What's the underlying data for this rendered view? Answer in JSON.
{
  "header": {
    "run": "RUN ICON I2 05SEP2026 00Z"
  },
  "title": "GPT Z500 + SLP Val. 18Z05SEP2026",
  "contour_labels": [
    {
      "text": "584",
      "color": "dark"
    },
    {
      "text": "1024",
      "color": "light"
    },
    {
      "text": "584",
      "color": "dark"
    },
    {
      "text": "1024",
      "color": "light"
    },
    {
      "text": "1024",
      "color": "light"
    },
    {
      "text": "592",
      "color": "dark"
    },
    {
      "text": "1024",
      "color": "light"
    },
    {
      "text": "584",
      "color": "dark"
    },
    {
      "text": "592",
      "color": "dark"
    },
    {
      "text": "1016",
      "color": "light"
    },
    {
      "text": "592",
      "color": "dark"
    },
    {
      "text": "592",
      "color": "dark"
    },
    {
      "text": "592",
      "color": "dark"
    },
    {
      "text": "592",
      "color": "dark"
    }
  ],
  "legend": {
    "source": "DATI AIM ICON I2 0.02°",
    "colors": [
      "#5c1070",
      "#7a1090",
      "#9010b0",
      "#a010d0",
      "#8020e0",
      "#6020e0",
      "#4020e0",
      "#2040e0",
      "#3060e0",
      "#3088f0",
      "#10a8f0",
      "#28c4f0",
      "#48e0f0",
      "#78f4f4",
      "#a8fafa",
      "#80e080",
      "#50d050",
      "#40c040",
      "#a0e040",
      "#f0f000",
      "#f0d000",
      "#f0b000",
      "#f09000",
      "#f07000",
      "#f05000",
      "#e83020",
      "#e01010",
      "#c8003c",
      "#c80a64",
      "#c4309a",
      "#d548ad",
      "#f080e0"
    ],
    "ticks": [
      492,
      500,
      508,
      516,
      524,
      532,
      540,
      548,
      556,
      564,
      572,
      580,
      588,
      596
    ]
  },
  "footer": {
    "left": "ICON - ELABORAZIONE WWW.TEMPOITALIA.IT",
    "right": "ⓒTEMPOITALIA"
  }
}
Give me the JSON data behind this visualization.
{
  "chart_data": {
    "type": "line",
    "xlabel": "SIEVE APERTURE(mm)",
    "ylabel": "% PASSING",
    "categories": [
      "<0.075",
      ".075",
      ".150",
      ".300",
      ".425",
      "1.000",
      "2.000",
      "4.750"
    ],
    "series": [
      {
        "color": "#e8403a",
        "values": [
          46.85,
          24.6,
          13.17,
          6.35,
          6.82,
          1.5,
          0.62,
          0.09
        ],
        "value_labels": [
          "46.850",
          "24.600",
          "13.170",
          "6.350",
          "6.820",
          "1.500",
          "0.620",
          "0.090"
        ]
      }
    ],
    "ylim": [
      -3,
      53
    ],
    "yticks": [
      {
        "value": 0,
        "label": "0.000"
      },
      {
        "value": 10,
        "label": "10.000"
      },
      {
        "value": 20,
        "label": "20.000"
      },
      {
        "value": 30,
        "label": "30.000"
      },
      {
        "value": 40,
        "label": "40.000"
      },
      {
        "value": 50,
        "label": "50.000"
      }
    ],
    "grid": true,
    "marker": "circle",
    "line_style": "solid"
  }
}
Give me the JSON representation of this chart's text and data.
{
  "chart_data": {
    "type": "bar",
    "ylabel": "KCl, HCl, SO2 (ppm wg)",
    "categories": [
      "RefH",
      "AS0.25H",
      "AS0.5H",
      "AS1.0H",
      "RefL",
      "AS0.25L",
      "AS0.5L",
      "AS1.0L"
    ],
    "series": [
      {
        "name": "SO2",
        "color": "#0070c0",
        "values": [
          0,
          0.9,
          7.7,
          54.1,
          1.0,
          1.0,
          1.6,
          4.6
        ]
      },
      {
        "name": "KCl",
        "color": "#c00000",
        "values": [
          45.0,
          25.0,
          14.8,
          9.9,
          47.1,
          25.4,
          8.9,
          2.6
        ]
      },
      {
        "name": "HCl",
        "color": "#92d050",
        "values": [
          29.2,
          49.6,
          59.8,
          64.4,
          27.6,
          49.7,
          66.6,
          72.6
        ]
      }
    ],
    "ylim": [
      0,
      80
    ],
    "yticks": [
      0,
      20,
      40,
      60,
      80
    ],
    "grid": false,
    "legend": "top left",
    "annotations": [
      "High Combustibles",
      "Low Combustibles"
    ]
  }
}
------------
*STATED PROBLEM:* Only the number is wanted: how many lines in the entries above contain the word "TEMPOITALIA"?

*THE RESPONSE:* 2